### Input material

--- START ---

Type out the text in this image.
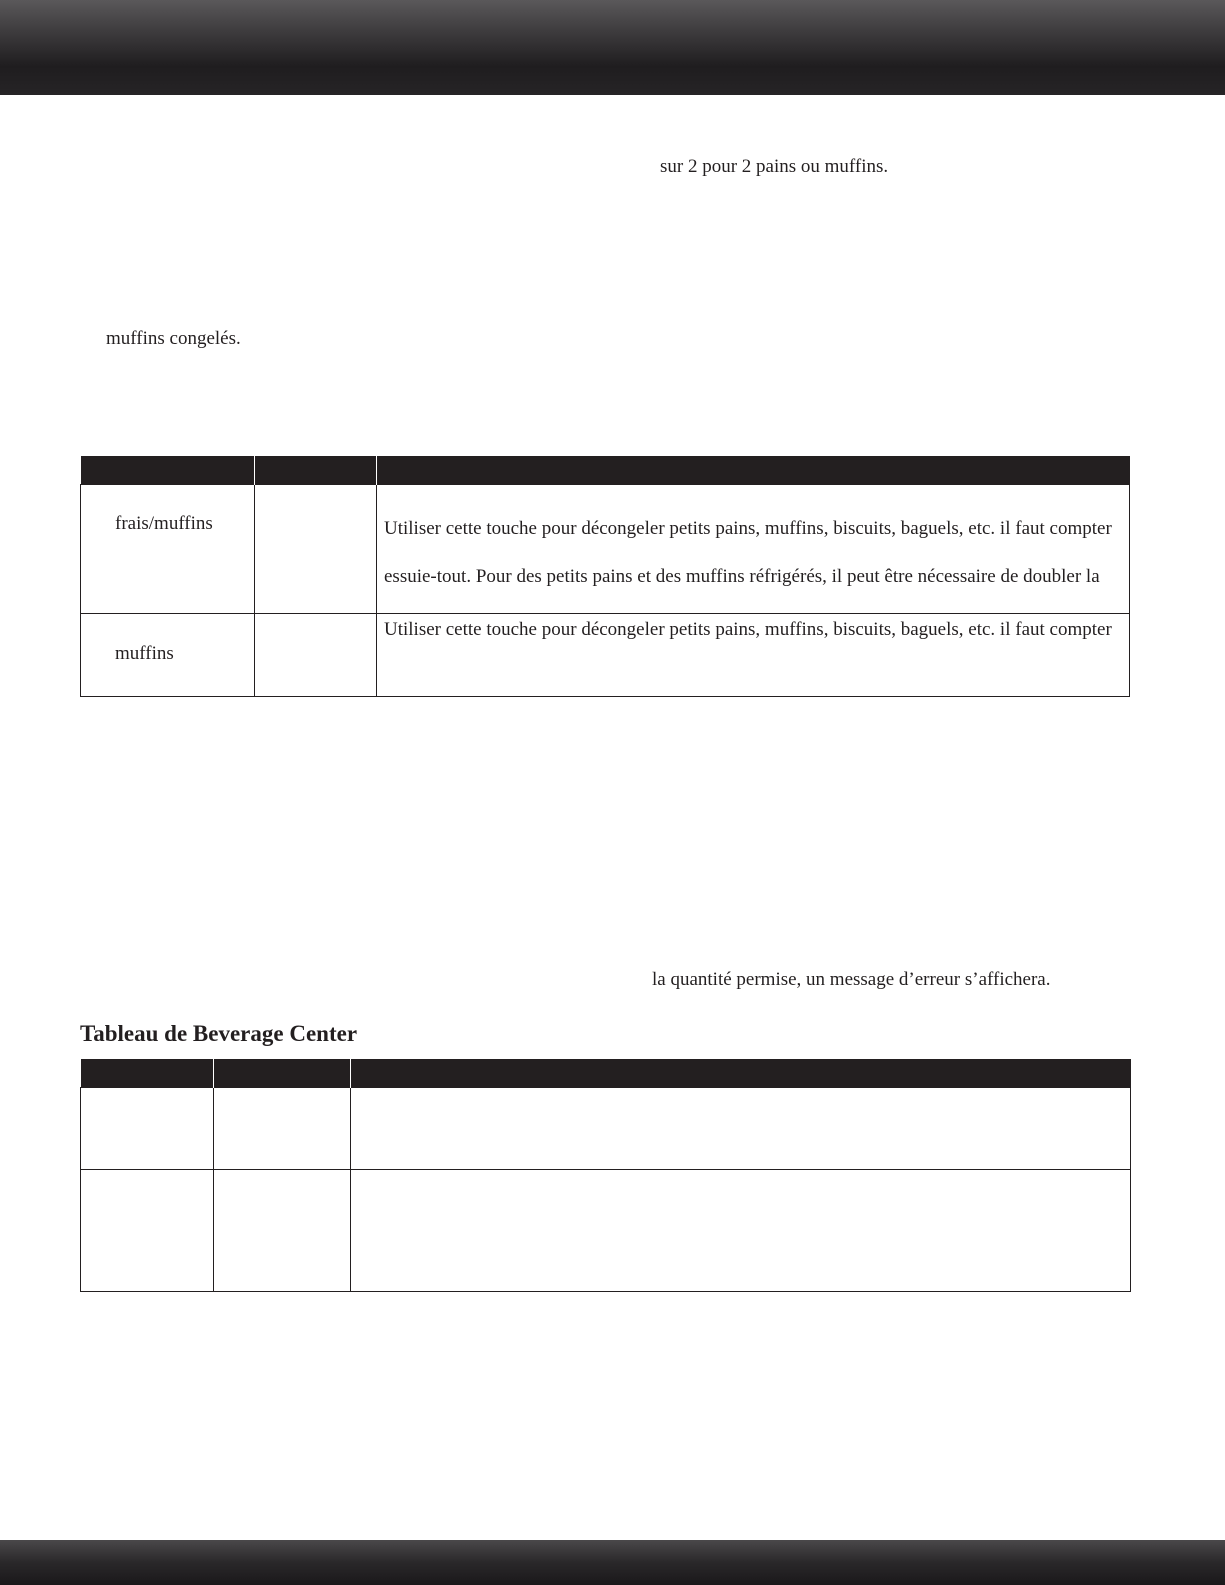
sur 2 pour 2 pains ou muffins.
muffins congelés.

frais/muffins		Utiliser cette touche pour décongeler petits pains, muffins, biscuits, baguels, etc. il faut compter
essuie-tout. Pour des petits pains et des muffins réfrigérés, il peut être nécessaire de doubler la

muffins		Utiliser cette touche pour décongeler petits pains, muffins, biscuits, baguels, etc. il faut compter
la quantité permise, un message d’erreur s’affichera.
Tableau de Beverage Center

--- END ---

### What is asked
Only lines with the word "compter" are wanted, so copy each one from the records.

### Output for this exercise
frais/muffins		Utiliser cette touche pour décongeler petits pains, muffins, biscuits, baguels, etc. il faut compter
muffins		Utiliser cette touche pour décongeler petits pains, muffins, biscuits, baguels, etc. il faut compter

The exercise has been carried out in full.